Raw records:
####

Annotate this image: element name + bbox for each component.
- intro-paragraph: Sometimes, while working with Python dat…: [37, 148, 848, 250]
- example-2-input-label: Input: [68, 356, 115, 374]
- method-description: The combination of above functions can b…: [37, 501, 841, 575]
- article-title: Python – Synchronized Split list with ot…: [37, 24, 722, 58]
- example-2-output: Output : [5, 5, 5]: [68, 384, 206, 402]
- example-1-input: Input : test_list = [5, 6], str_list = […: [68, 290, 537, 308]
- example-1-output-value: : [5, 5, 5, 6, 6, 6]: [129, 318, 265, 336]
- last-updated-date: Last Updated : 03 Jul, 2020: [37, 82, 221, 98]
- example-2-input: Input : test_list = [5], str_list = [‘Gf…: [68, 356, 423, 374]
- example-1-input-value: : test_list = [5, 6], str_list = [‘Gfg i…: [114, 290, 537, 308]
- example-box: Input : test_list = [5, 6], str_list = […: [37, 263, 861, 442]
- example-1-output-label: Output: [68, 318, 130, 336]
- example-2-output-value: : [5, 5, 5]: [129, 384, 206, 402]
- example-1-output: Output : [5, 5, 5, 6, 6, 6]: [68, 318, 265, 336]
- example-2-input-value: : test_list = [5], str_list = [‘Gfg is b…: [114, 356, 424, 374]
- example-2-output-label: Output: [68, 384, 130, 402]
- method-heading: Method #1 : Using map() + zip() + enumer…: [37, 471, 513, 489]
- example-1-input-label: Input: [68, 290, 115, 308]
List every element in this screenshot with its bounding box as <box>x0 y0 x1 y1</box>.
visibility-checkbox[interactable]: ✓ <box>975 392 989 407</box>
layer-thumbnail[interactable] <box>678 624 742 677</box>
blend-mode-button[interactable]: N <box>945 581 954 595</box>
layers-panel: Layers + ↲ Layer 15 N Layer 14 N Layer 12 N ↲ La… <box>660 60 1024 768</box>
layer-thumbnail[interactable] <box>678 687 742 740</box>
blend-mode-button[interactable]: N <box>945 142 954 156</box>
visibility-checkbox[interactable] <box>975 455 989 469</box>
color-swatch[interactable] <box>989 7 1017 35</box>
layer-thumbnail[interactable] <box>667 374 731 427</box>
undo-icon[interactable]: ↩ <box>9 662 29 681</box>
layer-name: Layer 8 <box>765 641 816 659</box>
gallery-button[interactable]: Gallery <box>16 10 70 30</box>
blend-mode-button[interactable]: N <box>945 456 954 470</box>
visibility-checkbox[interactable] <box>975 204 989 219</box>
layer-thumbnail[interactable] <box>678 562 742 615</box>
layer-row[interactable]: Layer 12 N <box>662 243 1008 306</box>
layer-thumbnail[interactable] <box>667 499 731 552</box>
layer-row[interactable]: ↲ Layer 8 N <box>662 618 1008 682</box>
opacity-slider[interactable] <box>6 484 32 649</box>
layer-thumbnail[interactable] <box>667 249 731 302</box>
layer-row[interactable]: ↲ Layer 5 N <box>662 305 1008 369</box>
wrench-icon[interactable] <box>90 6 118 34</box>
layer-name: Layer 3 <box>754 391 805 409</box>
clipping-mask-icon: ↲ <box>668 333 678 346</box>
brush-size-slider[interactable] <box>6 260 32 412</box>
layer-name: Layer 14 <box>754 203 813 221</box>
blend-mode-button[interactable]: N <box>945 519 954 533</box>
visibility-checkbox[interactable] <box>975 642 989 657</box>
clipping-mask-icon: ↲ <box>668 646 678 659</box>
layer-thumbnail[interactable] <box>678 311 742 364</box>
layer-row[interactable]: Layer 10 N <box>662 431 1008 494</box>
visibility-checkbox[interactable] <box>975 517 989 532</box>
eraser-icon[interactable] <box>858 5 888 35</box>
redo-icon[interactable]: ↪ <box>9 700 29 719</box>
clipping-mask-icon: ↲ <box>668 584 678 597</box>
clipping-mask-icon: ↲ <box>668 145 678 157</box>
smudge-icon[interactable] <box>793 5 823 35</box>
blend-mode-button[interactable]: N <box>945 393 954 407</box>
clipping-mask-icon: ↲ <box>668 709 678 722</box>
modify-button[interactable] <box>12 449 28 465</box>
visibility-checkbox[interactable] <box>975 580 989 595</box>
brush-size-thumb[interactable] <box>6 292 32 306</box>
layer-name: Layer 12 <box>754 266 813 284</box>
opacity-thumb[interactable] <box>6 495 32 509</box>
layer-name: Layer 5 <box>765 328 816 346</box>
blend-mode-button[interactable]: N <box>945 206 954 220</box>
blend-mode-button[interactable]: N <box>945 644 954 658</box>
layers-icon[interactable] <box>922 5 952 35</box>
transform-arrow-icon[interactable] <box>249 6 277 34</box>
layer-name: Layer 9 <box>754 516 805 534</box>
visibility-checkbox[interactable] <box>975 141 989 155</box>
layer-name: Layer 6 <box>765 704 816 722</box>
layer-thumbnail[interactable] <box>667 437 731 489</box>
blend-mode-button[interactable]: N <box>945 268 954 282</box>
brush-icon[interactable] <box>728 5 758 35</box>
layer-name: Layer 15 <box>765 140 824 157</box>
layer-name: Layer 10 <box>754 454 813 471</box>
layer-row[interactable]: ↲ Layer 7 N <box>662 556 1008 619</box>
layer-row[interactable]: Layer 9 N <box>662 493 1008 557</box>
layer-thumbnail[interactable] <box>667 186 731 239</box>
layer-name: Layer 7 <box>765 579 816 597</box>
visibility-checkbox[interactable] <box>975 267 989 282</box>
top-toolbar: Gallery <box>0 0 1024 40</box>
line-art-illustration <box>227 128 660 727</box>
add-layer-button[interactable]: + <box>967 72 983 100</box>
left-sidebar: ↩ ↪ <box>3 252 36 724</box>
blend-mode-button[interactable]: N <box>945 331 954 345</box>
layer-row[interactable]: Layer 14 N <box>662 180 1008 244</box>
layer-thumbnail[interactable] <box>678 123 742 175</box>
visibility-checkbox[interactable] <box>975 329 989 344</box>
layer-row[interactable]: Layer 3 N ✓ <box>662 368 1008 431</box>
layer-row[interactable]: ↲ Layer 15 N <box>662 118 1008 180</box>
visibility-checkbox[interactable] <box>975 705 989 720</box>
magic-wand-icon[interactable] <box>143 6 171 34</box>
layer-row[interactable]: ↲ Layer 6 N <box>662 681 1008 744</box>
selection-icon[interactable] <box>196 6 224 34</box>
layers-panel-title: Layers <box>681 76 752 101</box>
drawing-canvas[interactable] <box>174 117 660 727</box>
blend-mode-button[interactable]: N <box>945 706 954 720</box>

####

## What to work on
Please convert the items, starting at the first line and ending at the line that contains "visibility-checkbox[interactable] <box>975 204", into a Markdown table with a Row column for the row number and a Line column for the line itself. Leave out any blank lines.

## Right answer
| Row | Line |
|---|---|
| 1 | Annotate this image: element name + bbox for each component. |
| 2 | - intro-paragraph: Sometimes, while working with Python dat…: [37, 148, 848, 250] |
| 3 | - example-2-input-label: Input: [68, 356, 115, 374] |
| 4 | - method-description: The combination of above functions can b…: [37, 501, 841, 575] |
| 5 | - article-title: Python – Synchronized Split list with ot…: [37, 24, 722, 58] |
| 6 | - example-2-output: Output : [5, 5, 5]: [68, 384, 206, 402] |
| 7 | - example-1-input: Input : test_list = [5, 6], str_list = […: [68, 290, 537, 308] |
| 8 | - example-1-output-value: : [5, 5, 5, 6, 6, 6]: [129, 318, 265, 336] |
| 9 | - last-updated-date: Last Updated : 03 Jul, 2020: [37, 82, 221, 98] |
| 10 | - example-2-input: Input : test_list = [5], str_list = [‘Gf…: [68, 356, 423, 374] |
| 11 | - example-1-input-value: : test_list = [5, 6], str_list = [‘Gfg i…: [114, 290, 537, 308] |
| 12 | - example-box: Input : test_list = [5, 6], str_list = […: [37, 263, 861, 442] |
| 13 | - example-1-output-label: Output: [68, 318, 130, 336] |
| 14 | - example-2-output-value: : [5, 5, 5]: [129, 384, 206, 402] |
| 15 | - example-1-output: Output : [5, 5, 5, 6, 6, 6]: [68, 318, 265, 336] |
| 16 | - example-2-input-value: : test_list = [5], str_list = [‘Gfg is b…: [114, 356, 424, 374] |
| 17 | - example-2-output-label: Output: [68, 384, 130, 402] |
| 18 | - method-heading: Method #1 : Using map() + zip() + enumer…: [37, 471, 513, 489] |
| 19 | - example-1-input-label: Input: [68, 290, 115, 308] |
| 20 | List every element in this screenshot with its bounding box as <box>x0 y0 x1 y1</box>. |
| 21 | visibility-checkbox[interactable]: ✓ <box>975 392 989 407</box> |
| 22 | layer-thumbnail[interactable] <box>678 624 742 677</box> |
| 23 | blend-mode-button[interactable]: N <box>945 581 954 595</box> |
| 24 | layers-panel: Layers + ↲ Layer 15 N Layer 14 N Layer 12 N ↲ La… <box>660 60 1024 768</box> |
| 25 | layer-thumbnail[interactable] <box>678 687 742 740</box> |
| 26 | blend-mode-button[interactable]: N <box>945 142 954 156</box> |
| 27 | visibility-checkbox[interactable] <box>975 455 989 469</box> |
| 28 | color-swatch[interactable] <box>989 7 1017 35</box> |
| 29 | layer-thumbnail[interactable] <box>667 374 731 427</box> |
| 30 | undo-icon[interactable]: ↩ <box>9 662 29 681</box> |
| 31 | layer-name: Layer 8 <box>765 641 816 659</box> |
| 32 | gallery-button[interactable]: Gallery <box>16 10 70 30</box> |
| 33 | blend-mode-button[interactable]: N <box>945 456 954 470</box> |
| 34 | visibility-checkbox[interactable] <box>975 204 989 219</box> |